* START *

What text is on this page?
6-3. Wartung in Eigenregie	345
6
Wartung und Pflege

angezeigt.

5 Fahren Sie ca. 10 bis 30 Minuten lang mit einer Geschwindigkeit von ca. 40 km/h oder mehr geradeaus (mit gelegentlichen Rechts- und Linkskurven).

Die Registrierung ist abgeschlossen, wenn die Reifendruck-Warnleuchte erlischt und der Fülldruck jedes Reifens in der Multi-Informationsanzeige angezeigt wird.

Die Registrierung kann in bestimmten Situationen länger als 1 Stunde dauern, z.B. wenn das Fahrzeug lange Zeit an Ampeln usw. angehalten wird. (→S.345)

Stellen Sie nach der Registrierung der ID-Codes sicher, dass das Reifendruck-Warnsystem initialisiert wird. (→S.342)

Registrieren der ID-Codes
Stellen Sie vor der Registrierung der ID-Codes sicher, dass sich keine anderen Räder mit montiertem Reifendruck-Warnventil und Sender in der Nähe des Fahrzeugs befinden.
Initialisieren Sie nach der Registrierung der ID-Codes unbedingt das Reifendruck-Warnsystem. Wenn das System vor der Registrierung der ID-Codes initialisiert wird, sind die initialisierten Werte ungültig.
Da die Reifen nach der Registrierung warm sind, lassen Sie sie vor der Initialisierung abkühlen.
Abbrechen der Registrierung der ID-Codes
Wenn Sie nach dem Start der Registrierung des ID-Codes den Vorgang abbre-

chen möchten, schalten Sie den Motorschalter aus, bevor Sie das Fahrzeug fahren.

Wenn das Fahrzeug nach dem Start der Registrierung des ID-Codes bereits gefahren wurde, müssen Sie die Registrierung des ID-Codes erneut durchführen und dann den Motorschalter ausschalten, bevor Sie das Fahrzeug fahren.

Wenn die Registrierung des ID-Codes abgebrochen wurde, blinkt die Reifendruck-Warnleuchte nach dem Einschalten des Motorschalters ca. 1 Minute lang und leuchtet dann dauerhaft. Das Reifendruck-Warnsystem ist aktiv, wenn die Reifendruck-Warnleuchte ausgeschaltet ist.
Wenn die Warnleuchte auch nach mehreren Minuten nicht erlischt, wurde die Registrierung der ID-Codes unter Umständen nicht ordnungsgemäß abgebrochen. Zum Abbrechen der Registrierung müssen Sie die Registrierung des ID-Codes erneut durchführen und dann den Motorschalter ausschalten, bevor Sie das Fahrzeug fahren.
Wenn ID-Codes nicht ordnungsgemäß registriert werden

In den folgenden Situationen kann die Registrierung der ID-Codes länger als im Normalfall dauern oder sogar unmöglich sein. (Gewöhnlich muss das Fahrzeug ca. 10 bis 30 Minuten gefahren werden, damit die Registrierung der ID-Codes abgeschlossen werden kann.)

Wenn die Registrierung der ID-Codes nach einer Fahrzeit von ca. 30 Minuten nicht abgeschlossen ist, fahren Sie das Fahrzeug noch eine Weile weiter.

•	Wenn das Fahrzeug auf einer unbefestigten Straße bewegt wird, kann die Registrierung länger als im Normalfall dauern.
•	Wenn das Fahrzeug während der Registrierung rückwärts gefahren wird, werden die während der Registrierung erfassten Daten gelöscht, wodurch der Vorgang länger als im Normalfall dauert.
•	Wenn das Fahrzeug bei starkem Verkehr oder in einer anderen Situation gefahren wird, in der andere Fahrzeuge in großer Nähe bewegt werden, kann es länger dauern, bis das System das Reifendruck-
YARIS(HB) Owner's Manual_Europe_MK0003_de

* END *

▶ **Challenge**
Retype all of the entries precisely as they are.

▶ **Full answer**
What text is on this page?
6-3. Wartung in Eigenregie	345
6
Wartung und Pflege

angezeigt.

5 Fahren Sie ca. 10 bis 30 Minuten lang mit einer Geschwindigkeit von ca. 40 km/h oder mehr geradeaus (mit gelegentlichen Rechts- und Linkskurven).

Die Registrierung ist abgeschlossen, wenn die Reifendruck-Warnleuchte erlischt und der Fülldruck jedes Reifens in der Multi-Informationsanzeige angezeigt wird.

Die Registrierung kann in bestimmten Situationen länger als 1 Stunde dauern, z.B. wenn das Fahrzeug lange Zeit an Ampeln usw. angehalten wird. (→S.345)

Stellen Sie nach der Registrierung der ID-Codes sicher, dass das Reifendruck-Warnsystem initialisiert wird. (→S.342)

Registrieren der ID-Codes
Stellen Sie vor der Registrierung der ID-Codes sicher, dass sich keine anderen Räder mit montiertem Reifendruck-Warnventil und Sender in der Nähe des Fahrzeugs befinden.
Initialisieren Sie nach der Registrierung der ID-Codes unbedingt das Reifendruck-Warnsystem. Wenn das System vor der Registrierung der ID-Codes initialisiert wird, sind die initialisierten Werte ungültig.
Da die Reifen nach der Registrierung warm sind, lassen Sie sie vor der Initialisierung abkühlen.
Abbrechen der Registrierung der ID-Codes
Wenn Sie nach dem Start der Registrierung des ID-Codes den Vorgang abbre-

chen möchten, schalten Sie den Motorschalter aus, bevor Sie das Fahrzeug fahren.

Wenn das Fahrzeug nach dem Start der Registrierung des ID-Codes bereits gefahren wurde, müssen Sie die Registrierung des ID-Codes erneut durchführen und dann den Motorschalter ausschalten, bevor Sie das Fahrzeug fahren.

Wenn die Registrierung des ID-Codes abgebrochen wurde, blinkt die Reifendruck-Warnleuchte nach dem Einschalten des Motorschalters ca. 1 Minute lang und leuchtet dann dauerhaft. Das Reifendruck-Warnsystem ist aktiv, wenn die Reifendruck-Warnleuchte ausgeschaltet ist.
Wenn die Warnleuchte auch nach mehreren Minuten nicht erlischt, wurde die Registrierung der ID-Codes unter Umständen nicht ordnungsgemäß abgebrochen. Zum Abbrechen der Registrierung müssen Sie die Registrierung des ID-Codes erneut durchführen und dann den Motorschalter ausschalten, bevor Sie das Fahrzeug fahren.
Wenn ID-Codes nicht ordnungsgemäß registriert werden

In den folgenden Situationen kann die Registrierung der ID-Codes länger als im Normalfall dauern oder sogar unmöglich sein. (Gewöhnlich muss das Fahrzeug ca. 10 bis 30 Minuten gefahren werden, damit die Registrierung der ID-Codes abgeschlossen werden kann.)

Wenn die Registrierung der ID-Codes nach einer Fahrzeit von ca. 30 Minuten nicht abgeschlossen ist, fahren Sie das Fahrzeug noch eine Weile weiter.

•	Wenn das Fahrzeug auf einer unbefestigten Straße bewegt wird, kann die Registrierung länger als im Normalfall dauern.
•	Wenn das Fahrzeug während der Registrierung rückwärts gefahren wird, werden die während der Registrierung erfassten Daten gelöscht, wodurch der Vorgang länger als im Normalfall dauert.
•	Wenn das Fahrzeug bei starkem Verkehr oder in einer anderen Situation gefahren wird, in der andere Fahrzeuge in großer Nähe bewegt werden, kann es länger dauern, bis das System das Reifendruck-
YARIS(HB) Owner's Manual_Europe_MK0003_de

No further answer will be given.